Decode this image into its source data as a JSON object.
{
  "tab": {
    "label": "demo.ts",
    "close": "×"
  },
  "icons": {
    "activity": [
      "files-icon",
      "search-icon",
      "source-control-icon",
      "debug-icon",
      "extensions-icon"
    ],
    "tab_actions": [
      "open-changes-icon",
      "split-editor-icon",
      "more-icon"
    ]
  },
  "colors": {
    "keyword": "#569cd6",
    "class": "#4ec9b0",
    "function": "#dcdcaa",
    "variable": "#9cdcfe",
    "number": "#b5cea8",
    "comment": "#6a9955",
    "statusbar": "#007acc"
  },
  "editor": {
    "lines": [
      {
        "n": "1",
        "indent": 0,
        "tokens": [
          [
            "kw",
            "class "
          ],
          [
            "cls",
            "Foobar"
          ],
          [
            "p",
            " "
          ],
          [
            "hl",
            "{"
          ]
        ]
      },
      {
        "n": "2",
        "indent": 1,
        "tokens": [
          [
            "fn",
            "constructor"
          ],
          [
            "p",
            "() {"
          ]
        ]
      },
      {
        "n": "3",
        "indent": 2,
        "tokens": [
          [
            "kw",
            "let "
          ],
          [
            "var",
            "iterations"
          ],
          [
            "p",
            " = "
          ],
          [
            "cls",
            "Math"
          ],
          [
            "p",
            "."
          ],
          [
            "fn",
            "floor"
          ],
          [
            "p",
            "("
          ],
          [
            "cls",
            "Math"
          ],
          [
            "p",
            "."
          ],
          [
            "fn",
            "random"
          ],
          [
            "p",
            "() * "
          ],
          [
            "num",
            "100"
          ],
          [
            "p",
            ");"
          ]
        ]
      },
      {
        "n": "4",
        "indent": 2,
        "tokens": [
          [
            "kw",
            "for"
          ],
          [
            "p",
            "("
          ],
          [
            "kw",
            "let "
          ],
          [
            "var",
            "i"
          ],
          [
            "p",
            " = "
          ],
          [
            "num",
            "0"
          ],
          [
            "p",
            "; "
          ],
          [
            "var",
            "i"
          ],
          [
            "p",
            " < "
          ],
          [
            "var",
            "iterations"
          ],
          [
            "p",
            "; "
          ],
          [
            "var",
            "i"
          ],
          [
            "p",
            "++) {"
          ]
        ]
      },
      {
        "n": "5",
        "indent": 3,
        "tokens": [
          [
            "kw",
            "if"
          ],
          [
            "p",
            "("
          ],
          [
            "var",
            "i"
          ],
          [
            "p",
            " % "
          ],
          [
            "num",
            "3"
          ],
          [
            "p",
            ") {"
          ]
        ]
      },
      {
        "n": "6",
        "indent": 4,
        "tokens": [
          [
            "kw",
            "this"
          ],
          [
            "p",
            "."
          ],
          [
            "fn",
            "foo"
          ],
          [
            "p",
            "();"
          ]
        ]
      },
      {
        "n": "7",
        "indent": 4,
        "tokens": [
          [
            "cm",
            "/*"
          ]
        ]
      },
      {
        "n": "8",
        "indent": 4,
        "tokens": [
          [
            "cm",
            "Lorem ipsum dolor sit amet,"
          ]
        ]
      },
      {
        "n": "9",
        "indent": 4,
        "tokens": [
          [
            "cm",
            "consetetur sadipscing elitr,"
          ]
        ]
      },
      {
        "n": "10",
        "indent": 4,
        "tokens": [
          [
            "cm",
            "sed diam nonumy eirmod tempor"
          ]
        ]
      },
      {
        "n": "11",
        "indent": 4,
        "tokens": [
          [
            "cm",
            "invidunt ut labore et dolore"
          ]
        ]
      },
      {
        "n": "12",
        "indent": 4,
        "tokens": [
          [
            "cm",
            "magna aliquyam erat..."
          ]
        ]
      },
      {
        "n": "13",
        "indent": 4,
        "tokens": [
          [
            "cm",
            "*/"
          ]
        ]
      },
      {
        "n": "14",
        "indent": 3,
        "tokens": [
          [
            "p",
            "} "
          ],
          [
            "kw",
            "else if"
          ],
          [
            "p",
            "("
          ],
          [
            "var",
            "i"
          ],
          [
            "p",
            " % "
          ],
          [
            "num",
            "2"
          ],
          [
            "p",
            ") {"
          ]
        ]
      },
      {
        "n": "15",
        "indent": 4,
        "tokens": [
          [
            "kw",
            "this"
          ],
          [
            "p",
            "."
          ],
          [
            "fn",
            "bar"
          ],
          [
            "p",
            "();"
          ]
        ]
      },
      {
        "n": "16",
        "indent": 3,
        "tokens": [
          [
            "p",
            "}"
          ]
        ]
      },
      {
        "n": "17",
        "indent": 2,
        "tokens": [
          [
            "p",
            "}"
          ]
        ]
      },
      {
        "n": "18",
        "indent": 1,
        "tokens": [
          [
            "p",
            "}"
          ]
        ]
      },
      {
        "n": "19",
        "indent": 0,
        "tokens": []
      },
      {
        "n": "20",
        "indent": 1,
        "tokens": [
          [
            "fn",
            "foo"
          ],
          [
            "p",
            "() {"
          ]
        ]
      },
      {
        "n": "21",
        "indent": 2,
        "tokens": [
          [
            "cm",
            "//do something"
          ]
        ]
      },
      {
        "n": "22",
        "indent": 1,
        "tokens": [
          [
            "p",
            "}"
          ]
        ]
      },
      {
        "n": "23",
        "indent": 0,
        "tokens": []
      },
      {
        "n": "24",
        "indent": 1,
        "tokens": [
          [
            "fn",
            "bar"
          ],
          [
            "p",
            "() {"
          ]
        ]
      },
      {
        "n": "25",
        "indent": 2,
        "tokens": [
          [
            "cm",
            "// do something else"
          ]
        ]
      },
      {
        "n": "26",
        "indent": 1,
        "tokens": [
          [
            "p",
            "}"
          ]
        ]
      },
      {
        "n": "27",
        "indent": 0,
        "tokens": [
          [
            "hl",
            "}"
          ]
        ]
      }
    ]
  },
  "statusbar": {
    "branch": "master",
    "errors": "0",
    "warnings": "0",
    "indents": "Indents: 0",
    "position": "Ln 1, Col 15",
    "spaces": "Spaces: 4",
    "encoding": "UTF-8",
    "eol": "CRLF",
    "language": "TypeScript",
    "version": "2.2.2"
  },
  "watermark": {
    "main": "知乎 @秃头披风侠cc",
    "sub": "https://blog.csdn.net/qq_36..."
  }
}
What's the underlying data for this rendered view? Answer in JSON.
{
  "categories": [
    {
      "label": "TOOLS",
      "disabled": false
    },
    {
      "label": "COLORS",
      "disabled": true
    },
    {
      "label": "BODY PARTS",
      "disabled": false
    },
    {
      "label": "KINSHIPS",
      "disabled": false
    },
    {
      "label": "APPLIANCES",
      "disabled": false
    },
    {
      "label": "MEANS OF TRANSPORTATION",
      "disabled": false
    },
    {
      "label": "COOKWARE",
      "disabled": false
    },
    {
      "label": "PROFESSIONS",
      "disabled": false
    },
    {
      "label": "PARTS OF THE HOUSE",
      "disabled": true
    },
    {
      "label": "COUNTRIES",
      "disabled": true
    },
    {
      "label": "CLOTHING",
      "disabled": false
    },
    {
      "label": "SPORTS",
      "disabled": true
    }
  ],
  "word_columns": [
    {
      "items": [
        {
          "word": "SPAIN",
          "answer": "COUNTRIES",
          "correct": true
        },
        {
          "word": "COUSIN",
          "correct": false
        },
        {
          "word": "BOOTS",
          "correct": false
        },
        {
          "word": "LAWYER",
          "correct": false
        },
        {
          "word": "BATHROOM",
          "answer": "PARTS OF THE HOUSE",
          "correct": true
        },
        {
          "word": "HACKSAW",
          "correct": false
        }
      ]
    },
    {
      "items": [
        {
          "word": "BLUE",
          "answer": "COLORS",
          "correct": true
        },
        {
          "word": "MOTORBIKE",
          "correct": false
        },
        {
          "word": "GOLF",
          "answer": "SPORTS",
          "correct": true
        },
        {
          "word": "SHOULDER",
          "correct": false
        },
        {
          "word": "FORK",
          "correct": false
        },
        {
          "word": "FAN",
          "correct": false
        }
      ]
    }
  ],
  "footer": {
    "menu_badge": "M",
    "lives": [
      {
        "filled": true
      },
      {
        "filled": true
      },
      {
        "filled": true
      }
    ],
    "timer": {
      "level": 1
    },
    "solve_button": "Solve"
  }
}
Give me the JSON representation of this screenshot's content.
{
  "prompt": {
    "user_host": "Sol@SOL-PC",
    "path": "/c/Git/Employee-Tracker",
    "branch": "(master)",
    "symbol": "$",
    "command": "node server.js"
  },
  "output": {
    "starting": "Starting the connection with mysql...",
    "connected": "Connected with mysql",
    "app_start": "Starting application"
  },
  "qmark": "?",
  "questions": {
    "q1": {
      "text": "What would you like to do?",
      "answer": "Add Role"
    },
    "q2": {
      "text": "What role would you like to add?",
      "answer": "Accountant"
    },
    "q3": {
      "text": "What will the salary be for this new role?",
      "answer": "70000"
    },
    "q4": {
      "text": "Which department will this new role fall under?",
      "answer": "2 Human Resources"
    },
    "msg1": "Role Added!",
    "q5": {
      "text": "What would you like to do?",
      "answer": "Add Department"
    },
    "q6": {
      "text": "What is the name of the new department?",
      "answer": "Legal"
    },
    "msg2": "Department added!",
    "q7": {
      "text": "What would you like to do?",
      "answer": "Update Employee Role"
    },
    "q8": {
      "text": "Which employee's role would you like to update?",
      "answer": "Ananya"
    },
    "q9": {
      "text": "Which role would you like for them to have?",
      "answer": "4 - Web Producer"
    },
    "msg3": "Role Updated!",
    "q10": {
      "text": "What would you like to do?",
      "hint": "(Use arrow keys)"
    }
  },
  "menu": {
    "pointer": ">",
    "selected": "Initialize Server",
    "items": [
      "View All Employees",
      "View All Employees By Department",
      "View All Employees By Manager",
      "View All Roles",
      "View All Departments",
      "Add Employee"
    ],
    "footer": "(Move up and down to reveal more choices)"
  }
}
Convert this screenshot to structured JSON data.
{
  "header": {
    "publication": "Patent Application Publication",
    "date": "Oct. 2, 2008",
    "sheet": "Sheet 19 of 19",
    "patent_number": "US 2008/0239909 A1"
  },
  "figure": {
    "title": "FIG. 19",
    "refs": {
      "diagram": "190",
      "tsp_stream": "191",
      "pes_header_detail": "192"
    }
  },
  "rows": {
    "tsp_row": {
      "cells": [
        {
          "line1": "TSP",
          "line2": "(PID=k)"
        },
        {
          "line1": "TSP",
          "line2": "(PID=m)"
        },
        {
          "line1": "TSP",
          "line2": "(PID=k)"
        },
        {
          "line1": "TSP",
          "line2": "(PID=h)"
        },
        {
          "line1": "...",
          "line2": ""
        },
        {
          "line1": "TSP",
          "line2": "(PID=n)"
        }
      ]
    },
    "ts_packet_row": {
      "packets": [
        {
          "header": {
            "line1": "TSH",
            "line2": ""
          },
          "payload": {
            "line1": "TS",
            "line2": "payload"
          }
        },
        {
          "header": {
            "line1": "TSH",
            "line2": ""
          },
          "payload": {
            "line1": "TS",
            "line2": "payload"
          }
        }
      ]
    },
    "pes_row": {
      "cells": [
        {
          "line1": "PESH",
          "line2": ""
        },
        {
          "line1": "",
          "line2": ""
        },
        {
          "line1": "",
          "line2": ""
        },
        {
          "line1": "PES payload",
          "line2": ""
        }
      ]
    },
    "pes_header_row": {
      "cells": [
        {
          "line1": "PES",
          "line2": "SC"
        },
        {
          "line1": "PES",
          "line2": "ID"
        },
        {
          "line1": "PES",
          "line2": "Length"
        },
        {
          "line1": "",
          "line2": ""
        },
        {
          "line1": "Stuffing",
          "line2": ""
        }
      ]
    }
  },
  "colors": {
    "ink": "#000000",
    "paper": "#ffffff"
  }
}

- **REQUIREMENTS**
Return every line above in which the string "this" occurs.

- **ANSWER FOR THE TASK**
Decode this image into its source data as a JSON object.
            "this"
            "this"
What's the underlying data for this rendered view? Answer in JSON.
Give me the JSON representation of this screenshot's content.
      "text": "What will the salary be for this new role?",
      "text": "Which department will this new role fall under?",
Convert this screenshot to structured JSON data.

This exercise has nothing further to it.